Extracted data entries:

------------------------

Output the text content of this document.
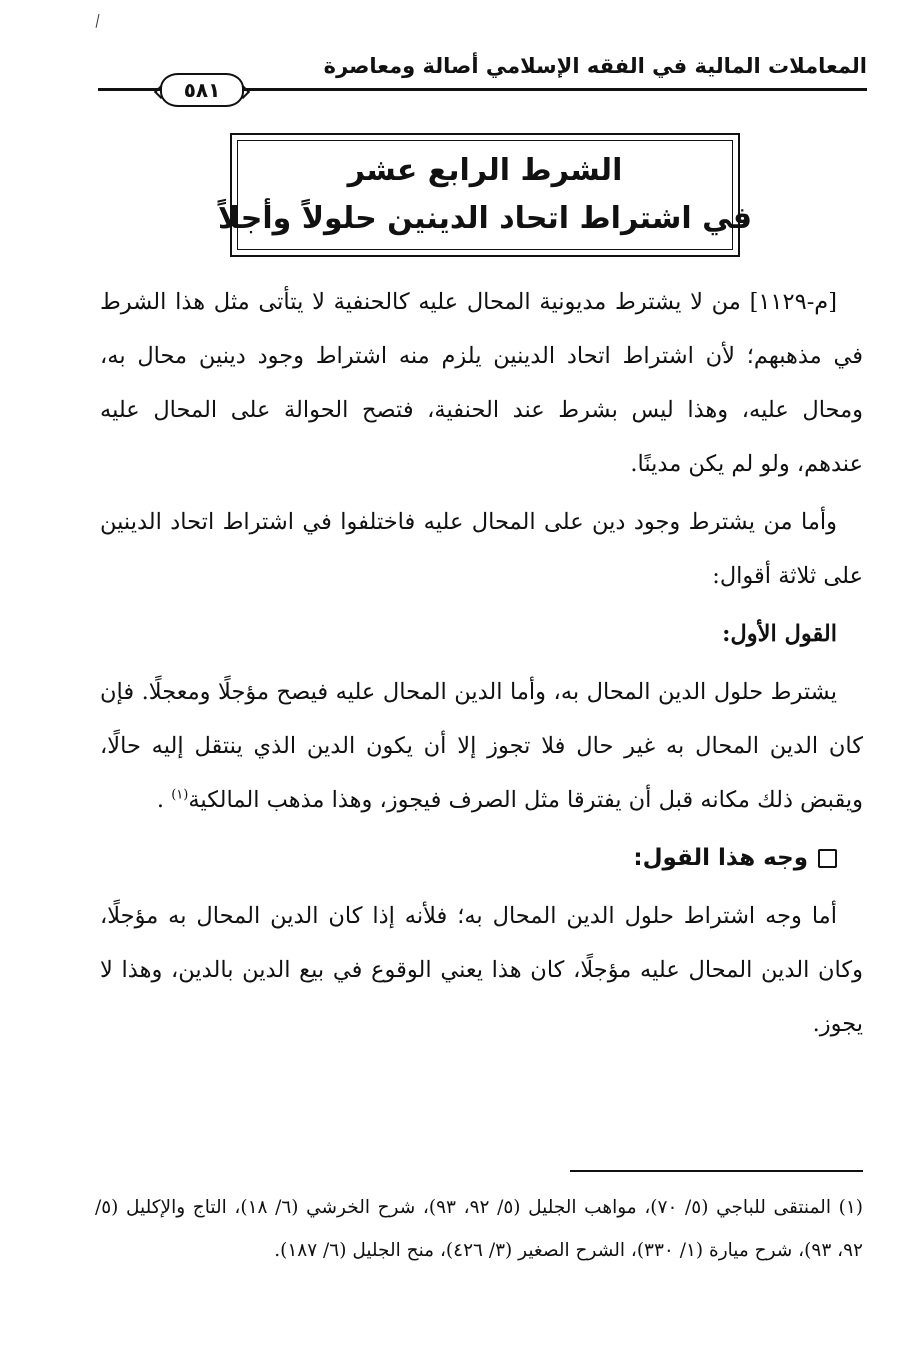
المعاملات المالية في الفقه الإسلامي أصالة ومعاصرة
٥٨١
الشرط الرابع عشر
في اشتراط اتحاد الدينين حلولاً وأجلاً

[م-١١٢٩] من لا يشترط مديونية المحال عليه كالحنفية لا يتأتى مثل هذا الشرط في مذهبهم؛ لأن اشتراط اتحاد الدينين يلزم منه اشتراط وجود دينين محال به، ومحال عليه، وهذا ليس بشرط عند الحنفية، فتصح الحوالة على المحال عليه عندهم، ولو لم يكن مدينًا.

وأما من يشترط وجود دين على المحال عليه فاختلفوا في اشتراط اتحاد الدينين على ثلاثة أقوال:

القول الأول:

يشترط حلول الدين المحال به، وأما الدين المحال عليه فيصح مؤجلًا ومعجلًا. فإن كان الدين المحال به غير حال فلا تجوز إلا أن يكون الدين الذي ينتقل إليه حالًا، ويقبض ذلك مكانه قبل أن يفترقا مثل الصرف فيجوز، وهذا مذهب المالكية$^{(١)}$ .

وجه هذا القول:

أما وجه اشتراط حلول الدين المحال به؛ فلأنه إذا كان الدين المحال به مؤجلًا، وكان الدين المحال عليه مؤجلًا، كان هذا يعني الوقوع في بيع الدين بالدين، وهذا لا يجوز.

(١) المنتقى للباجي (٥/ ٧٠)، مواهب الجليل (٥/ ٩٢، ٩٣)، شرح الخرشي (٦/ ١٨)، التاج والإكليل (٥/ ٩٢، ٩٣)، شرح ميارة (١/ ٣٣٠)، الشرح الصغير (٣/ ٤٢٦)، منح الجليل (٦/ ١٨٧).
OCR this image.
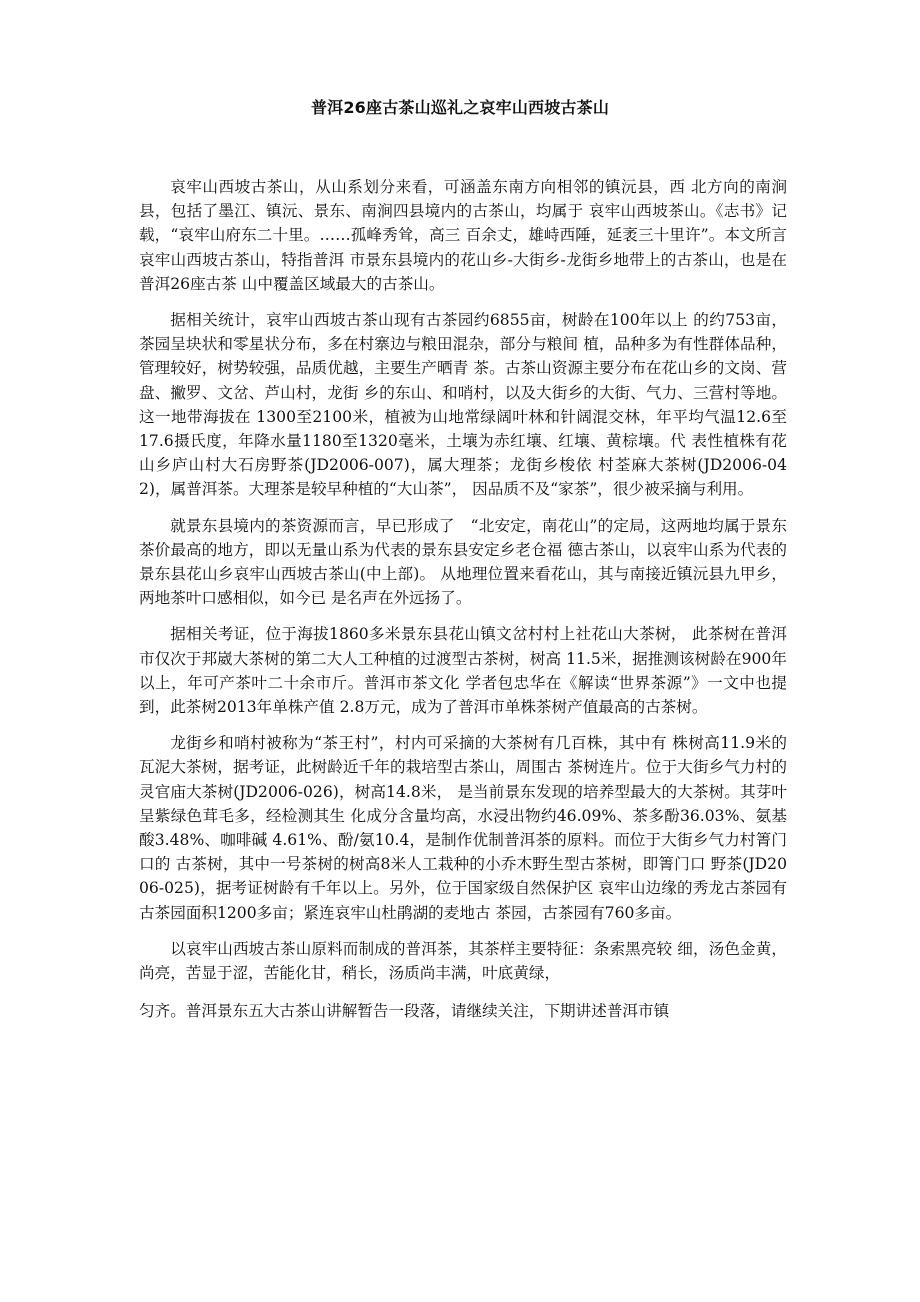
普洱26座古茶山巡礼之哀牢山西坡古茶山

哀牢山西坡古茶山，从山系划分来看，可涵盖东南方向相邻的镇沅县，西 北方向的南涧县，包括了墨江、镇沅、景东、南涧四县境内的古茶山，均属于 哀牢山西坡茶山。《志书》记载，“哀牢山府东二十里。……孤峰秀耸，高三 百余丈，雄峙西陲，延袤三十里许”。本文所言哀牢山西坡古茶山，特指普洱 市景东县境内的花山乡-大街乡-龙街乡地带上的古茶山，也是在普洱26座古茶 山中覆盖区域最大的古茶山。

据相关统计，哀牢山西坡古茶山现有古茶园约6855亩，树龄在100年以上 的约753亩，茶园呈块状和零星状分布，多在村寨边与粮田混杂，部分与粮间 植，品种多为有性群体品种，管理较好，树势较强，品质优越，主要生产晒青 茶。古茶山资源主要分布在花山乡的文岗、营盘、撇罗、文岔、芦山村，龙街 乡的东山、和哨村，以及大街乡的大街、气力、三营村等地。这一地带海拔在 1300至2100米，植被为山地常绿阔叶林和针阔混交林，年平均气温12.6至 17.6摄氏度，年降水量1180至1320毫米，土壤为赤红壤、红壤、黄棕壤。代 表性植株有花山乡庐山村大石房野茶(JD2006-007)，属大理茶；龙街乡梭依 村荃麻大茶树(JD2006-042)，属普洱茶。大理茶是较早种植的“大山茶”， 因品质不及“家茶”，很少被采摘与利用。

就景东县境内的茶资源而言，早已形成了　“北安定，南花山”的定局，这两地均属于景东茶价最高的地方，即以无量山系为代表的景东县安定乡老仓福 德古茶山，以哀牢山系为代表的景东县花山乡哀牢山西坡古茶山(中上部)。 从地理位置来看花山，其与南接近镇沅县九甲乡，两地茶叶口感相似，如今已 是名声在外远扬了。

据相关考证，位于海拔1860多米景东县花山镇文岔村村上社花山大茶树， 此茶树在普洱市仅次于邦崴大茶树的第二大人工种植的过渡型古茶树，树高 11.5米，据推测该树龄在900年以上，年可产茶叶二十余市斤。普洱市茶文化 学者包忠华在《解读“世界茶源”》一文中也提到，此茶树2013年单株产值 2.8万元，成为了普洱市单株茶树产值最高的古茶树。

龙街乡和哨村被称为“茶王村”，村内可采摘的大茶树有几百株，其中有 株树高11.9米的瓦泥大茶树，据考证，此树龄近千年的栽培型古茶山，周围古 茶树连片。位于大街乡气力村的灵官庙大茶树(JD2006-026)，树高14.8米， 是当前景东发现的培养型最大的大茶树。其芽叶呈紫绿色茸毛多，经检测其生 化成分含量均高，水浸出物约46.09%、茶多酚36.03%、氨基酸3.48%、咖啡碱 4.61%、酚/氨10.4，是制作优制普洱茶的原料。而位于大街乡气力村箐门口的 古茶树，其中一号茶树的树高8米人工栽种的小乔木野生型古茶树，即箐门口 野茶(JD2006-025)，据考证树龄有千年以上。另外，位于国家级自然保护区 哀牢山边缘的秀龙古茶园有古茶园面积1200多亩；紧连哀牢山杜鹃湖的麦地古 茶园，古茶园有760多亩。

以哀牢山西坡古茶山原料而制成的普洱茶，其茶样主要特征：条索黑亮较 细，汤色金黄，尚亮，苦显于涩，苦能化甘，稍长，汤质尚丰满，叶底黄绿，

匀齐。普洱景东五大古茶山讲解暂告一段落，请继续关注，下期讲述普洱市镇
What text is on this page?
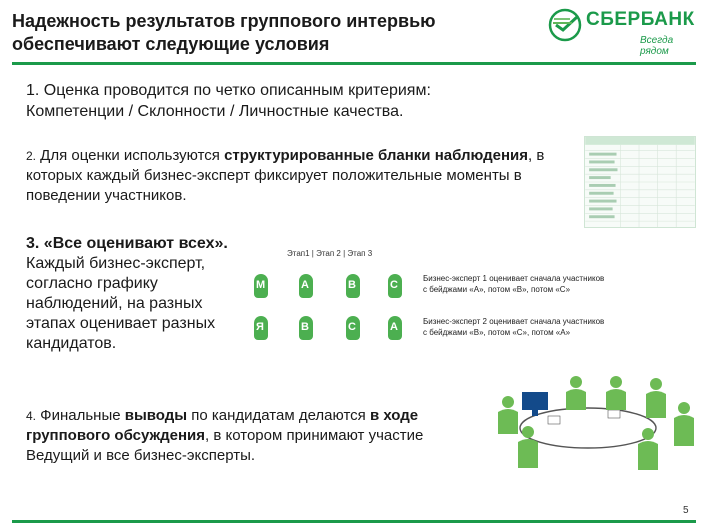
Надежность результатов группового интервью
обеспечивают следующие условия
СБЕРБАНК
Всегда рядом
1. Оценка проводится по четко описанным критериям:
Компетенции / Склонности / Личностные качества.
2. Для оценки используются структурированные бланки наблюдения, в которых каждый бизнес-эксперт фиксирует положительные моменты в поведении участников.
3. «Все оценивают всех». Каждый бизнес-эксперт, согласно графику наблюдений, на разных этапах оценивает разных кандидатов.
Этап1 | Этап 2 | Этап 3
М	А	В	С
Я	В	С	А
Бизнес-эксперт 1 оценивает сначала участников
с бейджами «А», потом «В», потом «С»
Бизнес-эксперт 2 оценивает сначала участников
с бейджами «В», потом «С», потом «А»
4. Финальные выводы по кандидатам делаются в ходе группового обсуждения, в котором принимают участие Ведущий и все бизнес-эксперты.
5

------------------------

• JOB
Every entry above is to be set down exactly; the pictures are to be left out.

• ANSWER TO THE TASK
Output the text content of this document.
المعاملات المالية في الفقه الإسلامي أصالة ومعاصرة
٥٨١
الشرط الرابع عشر
في اشتراط اتحاد الدينين حلولاً وأجلاً

[م-١١٢٩] من لا يشترط مديونية المحال عليه كالحنفية لا يتأتى مثل هذا الشرط في مذهبهم؛ لأن اشتراط اتحاد الدينين يلزم منه اشتراط وجود دينين محال به، ومحال عليه، وهذا ليس بشرط عند الحنفية، فتصح الحوالة على المحال عليه عندهم، ولو لم يكن مدينًا.

وأما من يشترط وجود دين على المحال عليه فاختلفوا في اشتراط اتحاد الدينين على ثلاثة أقوال:

القول الأول:

يشترط حلول الدين المحال به، وأما الدين المحال عليه فيصح مؤجلًا ومعجلًا. فإن كان الدين المحال به غير حال فلا تجوز إلا أن يكون الدين الذي ينتقل إليه حالًا، ويقبض ذلك مكانه قبل أن يفترقا مثل الصرف فيجوز، وهذا مذهب المالكية$^{(١)}$ .

وجه هذا القول:

أما وجه اشتراط حلول الدين المحال به؛ فلأنه إذا كان الدين المحال به مؤجلًا، وكان الدين المحال عليه مؤجلًا، كان هذا يعني الوقوع في بيع الدين بالدين، وهذا لا يجوز.

(١) المنتقى للباجي (٥/ ٧٠)، مواهب الجليل (٥/ ٩٢، ٩٣)، شرح الخرشي (٦/ ١٨)، التاج والإكليل (٥/ ٩٢، ٩٣)، شرح ميارة (١/ ٣٣٠)، الشرح الصغير (٣/ ٤٢٦)، منح الجليل (٦/ ١٨٧).
OCR this image.
普洱26座古茶山巡礼之哀牢山西坡古茶山

哀牢山西坡古茶山，从山系划分来看，可涵盖东南方向相邻的镇沅县，西 北方向的南涧县，包括了墨江、镇沅、景东、南涧四县境内的古茶山，均属于 哀牢山西坡茶山。《志书》记载，“哀牢山府东二十里。……孤峰秀耸，高三 百余丈，雄峙西陲，延袤三十里许”。本文所言哀牢山西坡古茶山，特指普洱 市景东县境内的花山乡-大街乡-龙街乡地带上的古茶山，也是在普洱26座古茶 山中覆盖区域最大的古茶山。

据相关统计，哀牢山西坡古茶山现有古茶园约6855亩，树龄在100年以上 的约753亩，茶园呈块状和零星状分布，多在村寨边与粮田混杂，部分与粮间 植，品种多为有性群体品种，管理较好，树势较强，品质优越，主要生产晒青 茶。古茶山资源主要分布在花山乡的文岗、营盘、撇罗、文岔、芦山村，龙街 乡的东山、和哨村，以及大街乡的大街、气力、三营村等地。这一地带海拔在 1300至2100米，植被为山地常绿阔叶林和针阔混交林，年平均气温12.6至 17.6摄氏度，年降水量1180至1320毫米，土壤为赤红壤、红壤、黄棕壤。代 表性植株有花山乡庐山村大石房野茶(JD2006-007)，属大理茶；龙街乡梭依 村荃麻大茶树(JD2006-042)，属普洱茶。大理茶是较早种植的“大山茶”， 因品质不及“家茶”，很少被采摘与利用。

就景东县境内的茶资源而言，早已形成了　“北安定，南花山”的定局，这两地均属于景东茶价最高的地方，即以无量山系为代表的景东县安定乡老仓福 德古茶山，以哀牢山系为代表的景东县花山乡哀牢山西坡古茶山(中上部)。 从地理位置来看花山，其与南接近镇沅县九甲乡，两地茶叶口感相似，如今已 是名声在外远扬了。

据相关考证，位于海拔1860多米景东县花山镇文岔村村上社花山大茶树， 此茶树在普洱市仅次于邦崴大茶树的第二大人工种植的过渡型古茶树，树高 11.5米，据推测该树龄在900年以上，年可产茶叶二十余市斤。普洱市茶文化 学者包忠华在《解读“世界茶源”》一文中也提到，此茶树2013年单株产值 2.8万元，成为了普洱市单株茶树产值最高的古茶树。

龙街乡和哨村被称为“茶王村”，村内可采摘的大茶树有几百株，其中有 株树高11.9米的瓦泥大茶树，据考证，此树龄近千年的栽培型古茶山，周围古 茶树连片。位于大街乡气力村的灵官庙大茶树(JD2006-026)，树高14.8米， 是当前景东发现的培养型最大的大茶树。其芽叶呈紫绿色茸毛多，经检测其生 化成分含量均高，水浸出物约46.09%、茶多酚36.03%、氨基酸3.48%、咖啡碱 4.61%、酚/氨10.4，是制作优制普洱茶的原料。而位于大街乡气力村箐门口的 古茶树，其中一号茶树的树高8米人工栽种的小乔木野生型古茶树，即箐门口 野茶(JD2006-025)，据考证树龄有千年以上。另外，位于国家级自然保护区 哀牢山边缘的秀龙古茶园有古茶园面积1200多亩；紧连哀牢山杜鹃湖的麦地古 茶园，古茶园有760多亩。

以哀牢山西坡古茶山原料而制成的普洱茶，其茶样主要特征：条索黑亮较 细，汤色金黄，尚亮，苦显于涩，苦能化甘，稍长，汤质尚丰满，叶底黄绿，

匀齐。普洱景东五大古茶山讲解暂告一段落，请继续关注，下期讲述普洱市镇
What text is on this page?
Надежность результатов группового интервью
обеспечивают следующие условия
СБЕРБАНК
Всегда рядом
1. Оценка проводится по четко описанным критериям:
Компетенции / Склонности / Личностные качества.
2. Для оценки используются структурированные бланки наблюдения, в которых каждый бизнес-эксперт фиксирует положительные моменты в поведении участников.
3. «Все оценивают всех». Каждый бизнес-эксперт, согласно графику наблюдений, на разных этапах оценивает разных кандидатов.
Этап1 | Этап 2 | Этап 3
М	А	В	С
Я	В	С	А
Бизнес-эксперт 1 оценивает сначала участников
с бейджами «А», потом «В», потом «С»
Бизнес-эксперт 2 оценивает сначала участников
с бейджами «В», потом «С», потом «А»
4. Финальные выводы по кандидатам делаются в ходе группового обсуждения, в котором принимают участие Ведущий и все бизнес-эксперты.
5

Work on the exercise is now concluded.